■ **What you have to do**:
Below are some records; reproduce every one of them exactly.

===== Exercise materials

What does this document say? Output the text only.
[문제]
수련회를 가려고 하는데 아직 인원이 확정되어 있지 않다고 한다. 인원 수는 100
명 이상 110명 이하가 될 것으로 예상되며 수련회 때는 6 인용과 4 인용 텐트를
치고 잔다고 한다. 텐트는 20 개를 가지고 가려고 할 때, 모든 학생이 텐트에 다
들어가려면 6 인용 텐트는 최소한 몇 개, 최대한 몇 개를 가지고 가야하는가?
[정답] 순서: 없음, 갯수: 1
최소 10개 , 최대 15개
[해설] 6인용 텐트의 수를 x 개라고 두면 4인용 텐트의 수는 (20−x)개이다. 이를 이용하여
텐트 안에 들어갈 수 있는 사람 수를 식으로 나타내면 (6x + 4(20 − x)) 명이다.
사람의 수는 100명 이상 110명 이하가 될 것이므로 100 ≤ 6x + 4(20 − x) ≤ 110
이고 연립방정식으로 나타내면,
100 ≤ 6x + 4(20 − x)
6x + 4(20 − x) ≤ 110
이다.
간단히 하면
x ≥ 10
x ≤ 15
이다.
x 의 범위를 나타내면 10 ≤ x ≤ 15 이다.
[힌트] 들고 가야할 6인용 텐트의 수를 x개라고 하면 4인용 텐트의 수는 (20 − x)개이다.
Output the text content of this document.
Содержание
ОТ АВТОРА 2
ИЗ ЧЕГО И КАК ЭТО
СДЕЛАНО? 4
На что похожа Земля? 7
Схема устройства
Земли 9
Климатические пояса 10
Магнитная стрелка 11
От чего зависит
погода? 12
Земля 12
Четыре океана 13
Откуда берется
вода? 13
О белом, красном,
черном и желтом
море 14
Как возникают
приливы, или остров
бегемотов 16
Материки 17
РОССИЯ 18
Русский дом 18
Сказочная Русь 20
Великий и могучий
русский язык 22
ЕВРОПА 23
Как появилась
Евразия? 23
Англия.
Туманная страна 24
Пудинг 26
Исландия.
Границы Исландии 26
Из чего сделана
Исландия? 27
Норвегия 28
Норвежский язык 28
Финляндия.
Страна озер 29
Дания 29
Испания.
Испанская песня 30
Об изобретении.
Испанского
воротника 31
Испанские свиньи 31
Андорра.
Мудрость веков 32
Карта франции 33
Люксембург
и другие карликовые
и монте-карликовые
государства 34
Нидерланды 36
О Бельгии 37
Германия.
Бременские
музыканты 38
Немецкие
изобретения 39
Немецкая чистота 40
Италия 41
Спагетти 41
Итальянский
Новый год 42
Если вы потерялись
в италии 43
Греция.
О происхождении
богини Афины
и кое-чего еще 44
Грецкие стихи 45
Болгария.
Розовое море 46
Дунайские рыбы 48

==========

■ **Output**:
What does this document say? Output the text only.
[문제]
수련회를 가려고 하는데 아직 인원이 확정되어 있지 않다고 한다. 인원 수는 100
명 이상 110명 이하가 될 것으로 예상되며 수련회 때는 6 인용과 4 인용 텐트를
치고 잔다고 한다. 텐트는 20 개를 가지고 가려고 할 때, 모든 학생이 텐트에 다
들어가려면 6 인용 텐트는 최소한 몇 개, 최대한 몇 개를 가지고 가야하는가?
[정답] 순서: 없음, 갯수: 1
최소 10개 , 최대 15개
[해설] 6인용 텐트의 수를 x 개라고 두면 4인용 텐트의 수는 (20−x)개이다. 이를 이용하여
텐트 안에 들어갈 수 있는 사람 수를 식으로 나타내면 (6x + 4(20 − x)) 명이다.
사람의 수는 100명 이상 110명 이하가 될 것이므로 100 ≤ 6x + 4(20 − x) ≤ 110
이고 연립방정식으로 나타내면,
100 ≤ 6x + 4(20 − x)
6x + 4(20 − x) ≤ 110
이다.
간단히 하면
x ≥ 10
x ≤ 15
이다.
x 의 범위를 나타내면 10 ≤ x ≤ 15 이다.
[힌트] 들고 가야할 6인용 텐트의 수를 x개라고 하면 4인용 텐트의 수는 (20 − x)개이다.
Output the text content of this document.
Содержание
ОТ АВТОРА 2
ИЗ ЧЕГО И КАК ЭТО
СДЕЛАНО? 4
На что похожа Земля? 7
Схема устройства
Земли 9
Климатические пояса 10
Магнитная стрелка 11
От чего зависит
погода? 12
Земля 12
Четыре океана 13
Откуда берется
вода? 13
О белом, красном,
черном и желтом
море 14
Как возникают
приливы, или остров
бегемотов 16
Материки 17
РОССИЯ 18
Русский дом 18
Сказочная Русь 20
Великий и могучий
русский язык 22
ЕВРОПА 23
Как появилась
Евразия? 23
Англия.
Туманная страна 24
Пудинг 26
Исландия.
Границы Исландии 26
Из чего сделана
Исландия? 27
Норвегия 28
Норвежский язык 28
Финляндия.
Страна озер 29
Дания 29
Испания.
Испанская песня 30
Об изобретении.
Испанского
воротника 31
Испанские свиньи 31
Андорра.
Мудрость веков 32
Карта франции 33
Люксембург
и другие карликовые
и монте-карликовые
государства 34
Нидерланды 36
О Бельгии 37
Германия.
Бременские
музыканты 38
Немецкие
изобретения 39
Немецкая чистота 40
Италия 41
Спагетти 41
Итальянский
Новый год 42
Если вы потерялись
в италии 43
Греция.
О происхождении
богини Афины
и кое-чего еще 44
Грецкие стихи 45
Болгария.
Розовое море 46
Дунайские рыбы 48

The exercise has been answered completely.